Set problem: Below are some records. Say how many of their lines contain the string "title", and give nothing but the number.

┄┄┄┄┄┄┄┄┄┄┄┄┄┄┄┄┄┄┄┄

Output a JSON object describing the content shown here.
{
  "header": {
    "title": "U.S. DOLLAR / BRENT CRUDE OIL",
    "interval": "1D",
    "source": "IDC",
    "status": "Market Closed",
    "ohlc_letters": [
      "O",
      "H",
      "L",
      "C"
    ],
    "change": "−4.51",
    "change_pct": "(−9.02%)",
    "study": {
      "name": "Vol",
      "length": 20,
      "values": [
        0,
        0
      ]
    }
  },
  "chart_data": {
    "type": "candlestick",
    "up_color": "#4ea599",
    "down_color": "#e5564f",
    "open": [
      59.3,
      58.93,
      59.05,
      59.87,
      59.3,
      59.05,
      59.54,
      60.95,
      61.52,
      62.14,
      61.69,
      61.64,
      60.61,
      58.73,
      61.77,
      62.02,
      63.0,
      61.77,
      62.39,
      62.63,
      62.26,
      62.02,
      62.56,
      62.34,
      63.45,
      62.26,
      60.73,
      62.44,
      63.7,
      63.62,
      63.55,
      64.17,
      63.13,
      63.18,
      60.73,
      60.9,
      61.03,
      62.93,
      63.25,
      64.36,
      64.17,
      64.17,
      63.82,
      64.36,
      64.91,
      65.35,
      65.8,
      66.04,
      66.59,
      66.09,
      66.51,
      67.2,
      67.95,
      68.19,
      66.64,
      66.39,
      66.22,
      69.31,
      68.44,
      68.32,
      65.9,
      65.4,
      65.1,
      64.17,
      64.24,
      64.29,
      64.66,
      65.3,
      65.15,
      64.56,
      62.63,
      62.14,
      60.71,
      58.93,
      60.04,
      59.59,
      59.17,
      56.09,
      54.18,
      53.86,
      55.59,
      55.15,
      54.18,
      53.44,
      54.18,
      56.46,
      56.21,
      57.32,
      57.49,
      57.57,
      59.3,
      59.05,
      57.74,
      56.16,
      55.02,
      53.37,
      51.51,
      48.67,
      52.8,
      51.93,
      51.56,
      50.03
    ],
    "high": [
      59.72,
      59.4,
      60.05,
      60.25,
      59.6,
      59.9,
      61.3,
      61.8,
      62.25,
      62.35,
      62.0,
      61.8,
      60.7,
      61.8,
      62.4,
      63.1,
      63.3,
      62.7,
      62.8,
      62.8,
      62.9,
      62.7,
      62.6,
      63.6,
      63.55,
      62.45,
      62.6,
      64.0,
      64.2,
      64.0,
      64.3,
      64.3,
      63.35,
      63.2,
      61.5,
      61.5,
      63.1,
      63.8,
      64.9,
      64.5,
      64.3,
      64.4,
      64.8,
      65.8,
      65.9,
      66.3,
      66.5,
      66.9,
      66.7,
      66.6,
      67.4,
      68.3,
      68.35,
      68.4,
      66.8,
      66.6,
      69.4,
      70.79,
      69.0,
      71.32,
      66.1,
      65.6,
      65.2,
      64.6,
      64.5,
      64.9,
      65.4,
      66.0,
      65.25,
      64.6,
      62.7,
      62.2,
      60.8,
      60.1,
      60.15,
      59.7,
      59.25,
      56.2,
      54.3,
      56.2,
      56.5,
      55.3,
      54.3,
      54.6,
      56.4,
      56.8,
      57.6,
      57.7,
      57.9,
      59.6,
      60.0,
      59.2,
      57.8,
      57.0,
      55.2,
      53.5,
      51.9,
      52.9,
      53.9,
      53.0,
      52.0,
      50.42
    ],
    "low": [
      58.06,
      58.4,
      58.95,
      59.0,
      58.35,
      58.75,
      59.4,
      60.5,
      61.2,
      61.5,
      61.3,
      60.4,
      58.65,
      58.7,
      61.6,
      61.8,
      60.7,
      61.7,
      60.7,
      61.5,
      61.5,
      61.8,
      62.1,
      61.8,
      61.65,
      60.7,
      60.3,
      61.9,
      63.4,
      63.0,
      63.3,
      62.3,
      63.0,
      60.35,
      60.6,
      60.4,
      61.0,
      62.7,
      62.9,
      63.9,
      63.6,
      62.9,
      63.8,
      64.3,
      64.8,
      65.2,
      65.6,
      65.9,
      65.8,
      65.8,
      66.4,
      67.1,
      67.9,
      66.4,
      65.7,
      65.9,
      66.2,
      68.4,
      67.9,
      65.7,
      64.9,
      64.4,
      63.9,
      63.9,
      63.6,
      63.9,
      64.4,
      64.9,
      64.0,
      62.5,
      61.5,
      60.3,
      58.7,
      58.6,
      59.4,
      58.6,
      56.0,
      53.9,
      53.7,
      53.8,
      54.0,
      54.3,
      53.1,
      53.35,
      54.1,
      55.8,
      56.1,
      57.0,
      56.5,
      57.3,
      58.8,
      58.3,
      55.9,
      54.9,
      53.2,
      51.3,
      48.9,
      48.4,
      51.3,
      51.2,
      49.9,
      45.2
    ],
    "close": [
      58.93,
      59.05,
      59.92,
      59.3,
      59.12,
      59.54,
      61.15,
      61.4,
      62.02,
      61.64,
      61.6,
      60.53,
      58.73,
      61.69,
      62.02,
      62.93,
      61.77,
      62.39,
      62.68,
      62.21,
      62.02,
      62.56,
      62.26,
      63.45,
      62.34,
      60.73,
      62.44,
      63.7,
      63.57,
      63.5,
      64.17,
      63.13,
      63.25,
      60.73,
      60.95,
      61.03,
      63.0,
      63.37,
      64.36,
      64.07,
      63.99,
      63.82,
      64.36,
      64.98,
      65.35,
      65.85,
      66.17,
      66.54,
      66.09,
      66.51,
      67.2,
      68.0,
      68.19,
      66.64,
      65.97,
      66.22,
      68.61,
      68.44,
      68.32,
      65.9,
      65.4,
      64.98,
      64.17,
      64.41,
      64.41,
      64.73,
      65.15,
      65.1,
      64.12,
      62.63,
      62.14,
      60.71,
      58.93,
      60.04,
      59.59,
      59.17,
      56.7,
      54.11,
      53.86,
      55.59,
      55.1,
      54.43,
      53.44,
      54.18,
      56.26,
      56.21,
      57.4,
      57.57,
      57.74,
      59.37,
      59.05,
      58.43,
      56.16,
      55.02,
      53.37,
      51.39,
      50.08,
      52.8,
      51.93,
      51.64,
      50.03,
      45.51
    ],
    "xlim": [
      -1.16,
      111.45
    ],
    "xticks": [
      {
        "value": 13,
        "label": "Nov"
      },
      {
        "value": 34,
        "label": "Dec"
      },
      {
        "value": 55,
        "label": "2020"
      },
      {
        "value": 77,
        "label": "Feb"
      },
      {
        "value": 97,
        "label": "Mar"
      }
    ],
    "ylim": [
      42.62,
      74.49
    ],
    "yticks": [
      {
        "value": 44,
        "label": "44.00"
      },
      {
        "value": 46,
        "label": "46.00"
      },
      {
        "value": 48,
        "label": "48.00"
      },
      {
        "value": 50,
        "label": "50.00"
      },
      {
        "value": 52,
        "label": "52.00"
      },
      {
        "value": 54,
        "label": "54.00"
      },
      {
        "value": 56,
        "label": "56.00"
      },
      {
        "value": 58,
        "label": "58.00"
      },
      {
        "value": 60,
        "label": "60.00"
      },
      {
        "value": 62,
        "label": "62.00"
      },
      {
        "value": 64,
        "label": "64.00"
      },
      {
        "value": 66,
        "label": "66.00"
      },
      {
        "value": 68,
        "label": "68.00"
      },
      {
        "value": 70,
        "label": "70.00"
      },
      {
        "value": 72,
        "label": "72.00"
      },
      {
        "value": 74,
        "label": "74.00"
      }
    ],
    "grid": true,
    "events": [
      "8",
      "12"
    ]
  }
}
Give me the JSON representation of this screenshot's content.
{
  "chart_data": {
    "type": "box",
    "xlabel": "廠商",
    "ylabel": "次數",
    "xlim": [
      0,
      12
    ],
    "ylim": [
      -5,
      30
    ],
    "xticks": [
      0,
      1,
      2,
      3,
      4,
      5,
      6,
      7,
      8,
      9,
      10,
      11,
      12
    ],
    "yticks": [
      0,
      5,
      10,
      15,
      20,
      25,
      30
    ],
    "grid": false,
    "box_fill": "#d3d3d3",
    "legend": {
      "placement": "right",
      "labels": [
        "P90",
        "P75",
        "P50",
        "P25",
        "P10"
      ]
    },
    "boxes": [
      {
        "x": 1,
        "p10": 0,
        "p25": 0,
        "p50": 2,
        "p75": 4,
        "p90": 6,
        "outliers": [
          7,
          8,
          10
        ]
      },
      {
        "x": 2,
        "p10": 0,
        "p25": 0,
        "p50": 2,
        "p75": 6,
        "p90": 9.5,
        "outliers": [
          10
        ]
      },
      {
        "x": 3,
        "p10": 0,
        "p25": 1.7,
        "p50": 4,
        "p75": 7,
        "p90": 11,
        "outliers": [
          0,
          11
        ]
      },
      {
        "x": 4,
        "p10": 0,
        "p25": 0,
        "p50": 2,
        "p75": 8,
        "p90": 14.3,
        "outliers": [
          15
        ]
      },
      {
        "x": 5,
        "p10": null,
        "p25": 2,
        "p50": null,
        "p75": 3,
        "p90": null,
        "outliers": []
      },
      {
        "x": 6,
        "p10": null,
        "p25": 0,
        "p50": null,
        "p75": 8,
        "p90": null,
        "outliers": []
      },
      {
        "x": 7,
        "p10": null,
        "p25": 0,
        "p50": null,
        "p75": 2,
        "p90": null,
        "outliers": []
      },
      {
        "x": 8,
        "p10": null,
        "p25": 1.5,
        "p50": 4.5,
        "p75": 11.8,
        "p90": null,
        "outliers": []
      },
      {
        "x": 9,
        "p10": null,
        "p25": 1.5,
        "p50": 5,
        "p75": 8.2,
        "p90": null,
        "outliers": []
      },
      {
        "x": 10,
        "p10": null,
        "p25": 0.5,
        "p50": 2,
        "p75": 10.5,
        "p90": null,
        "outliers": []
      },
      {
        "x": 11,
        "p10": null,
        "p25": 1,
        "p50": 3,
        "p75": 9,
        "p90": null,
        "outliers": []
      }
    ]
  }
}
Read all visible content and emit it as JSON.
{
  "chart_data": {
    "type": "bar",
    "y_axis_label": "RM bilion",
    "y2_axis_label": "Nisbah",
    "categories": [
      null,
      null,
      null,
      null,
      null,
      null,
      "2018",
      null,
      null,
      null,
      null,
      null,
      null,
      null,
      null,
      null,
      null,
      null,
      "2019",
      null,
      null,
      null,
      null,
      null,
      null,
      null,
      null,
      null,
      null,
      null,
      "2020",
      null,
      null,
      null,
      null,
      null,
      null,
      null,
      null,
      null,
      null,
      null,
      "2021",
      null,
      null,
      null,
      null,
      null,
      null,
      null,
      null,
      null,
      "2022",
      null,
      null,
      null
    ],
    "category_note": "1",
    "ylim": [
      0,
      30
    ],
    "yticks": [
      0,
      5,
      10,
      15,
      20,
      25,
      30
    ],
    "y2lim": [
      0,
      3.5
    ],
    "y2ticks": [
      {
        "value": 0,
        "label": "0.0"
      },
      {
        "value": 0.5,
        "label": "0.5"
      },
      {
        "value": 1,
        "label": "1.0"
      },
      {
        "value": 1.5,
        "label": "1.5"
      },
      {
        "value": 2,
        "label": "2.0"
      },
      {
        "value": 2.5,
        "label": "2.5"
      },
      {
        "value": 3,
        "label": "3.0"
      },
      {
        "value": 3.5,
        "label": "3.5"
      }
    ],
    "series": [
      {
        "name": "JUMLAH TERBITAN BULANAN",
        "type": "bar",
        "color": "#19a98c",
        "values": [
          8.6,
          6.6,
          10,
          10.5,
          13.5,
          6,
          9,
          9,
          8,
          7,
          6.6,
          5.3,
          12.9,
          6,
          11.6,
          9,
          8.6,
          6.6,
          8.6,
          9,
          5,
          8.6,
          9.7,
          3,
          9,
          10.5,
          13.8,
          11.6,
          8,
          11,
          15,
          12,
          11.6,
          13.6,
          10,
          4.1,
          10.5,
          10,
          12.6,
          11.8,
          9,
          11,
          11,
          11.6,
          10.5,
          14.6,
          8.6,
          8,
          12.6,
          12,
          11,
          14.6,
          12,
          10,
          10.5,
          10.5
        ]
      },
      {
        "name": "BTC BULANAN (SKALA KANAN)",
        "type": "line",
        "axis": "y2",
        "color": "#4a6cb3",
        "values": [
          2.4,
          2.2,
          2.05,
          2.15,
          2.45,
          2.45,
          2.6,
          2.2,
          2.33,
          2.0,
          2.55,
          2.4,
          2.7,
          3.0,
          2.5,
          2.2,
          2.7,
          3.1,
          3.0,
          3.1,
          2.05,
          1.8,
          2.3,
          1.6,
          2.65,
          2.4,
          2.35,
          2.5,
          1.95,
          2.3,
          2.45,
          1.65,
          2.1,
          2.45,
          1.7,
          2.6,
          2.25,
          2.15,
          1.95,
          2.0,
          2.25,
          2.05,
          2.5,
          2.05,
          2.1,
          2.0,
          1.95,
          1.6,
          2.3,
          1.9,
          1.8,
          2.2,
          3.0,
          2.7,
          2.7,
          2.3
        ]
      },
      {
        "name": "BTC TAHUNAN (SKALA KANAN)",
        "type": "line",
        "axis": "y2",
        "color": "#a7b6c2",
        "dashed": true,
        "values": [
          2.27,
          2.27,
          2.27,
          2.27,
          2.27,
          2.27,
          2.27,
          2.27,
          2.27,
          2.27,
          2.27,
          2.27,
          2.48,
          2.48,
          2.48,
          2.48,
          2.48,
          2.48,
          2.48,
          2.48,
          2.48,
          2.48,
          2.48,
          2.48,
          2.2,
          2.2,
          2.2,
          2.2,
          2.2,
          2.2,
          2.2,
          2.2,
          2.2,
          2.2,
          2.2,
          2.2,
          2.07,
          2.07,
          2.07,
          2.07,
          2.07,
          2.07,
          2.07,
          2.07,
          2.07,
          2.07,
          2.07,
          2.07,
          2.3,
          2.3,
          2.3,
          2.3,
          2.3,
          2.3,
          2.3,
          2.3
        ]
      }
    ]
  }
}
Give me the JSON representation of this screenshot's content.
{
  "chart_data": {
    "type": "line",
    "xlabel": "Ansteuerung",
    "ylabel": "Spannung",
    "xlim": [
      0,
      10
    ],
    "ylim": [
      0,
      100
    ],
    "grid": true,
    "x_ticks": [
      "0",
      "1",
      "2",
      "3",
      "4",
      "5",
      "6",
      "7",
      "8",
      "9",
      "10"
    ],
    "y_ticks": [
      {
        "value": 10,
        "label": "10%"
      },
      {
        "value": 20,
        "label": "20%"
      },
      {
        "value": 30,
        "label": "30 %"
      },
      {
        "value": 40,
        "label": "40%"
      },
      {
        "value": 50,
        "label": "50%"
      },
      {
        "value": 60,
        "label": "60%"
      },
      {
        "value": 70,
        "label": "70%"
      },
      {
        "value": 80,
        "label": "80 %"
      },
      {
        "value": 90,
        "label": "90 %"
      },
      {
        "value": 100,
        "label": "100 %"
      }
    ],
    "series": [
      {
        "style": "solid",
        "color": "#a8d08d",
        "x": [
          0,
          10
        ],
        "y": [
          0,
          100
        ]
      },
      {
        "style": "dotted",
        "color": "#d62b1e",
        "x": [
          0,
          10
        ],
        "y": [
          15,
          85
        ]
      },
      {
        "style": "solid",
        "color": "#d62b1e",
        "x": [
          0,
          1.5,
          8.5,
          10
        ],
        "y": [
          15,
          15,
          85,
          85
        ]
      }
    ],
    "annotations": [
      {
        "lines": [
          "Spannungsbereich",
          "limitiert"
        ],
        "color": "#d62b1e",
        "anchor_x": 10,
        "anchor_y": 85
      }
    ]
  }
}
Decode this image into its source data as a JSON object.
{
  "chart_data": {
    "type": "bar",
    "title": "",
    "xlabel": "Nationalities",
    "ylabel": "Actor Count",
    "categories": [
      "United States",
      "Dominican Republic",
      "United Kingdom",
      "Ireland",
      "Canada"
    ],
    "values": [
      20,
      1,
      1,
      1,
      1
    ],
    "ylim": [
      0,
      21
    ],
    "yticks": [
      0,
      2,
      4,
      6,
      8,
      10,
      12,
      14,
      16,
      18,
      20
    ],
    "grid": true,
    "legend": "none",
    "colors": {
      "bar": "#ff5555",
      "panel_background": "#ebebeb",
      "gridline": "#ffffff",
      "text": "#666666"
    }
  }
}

┄┄┄┄┄┄┄┄┄┄┄┄┄┄┄┄┄┄┄┄

Task response: 2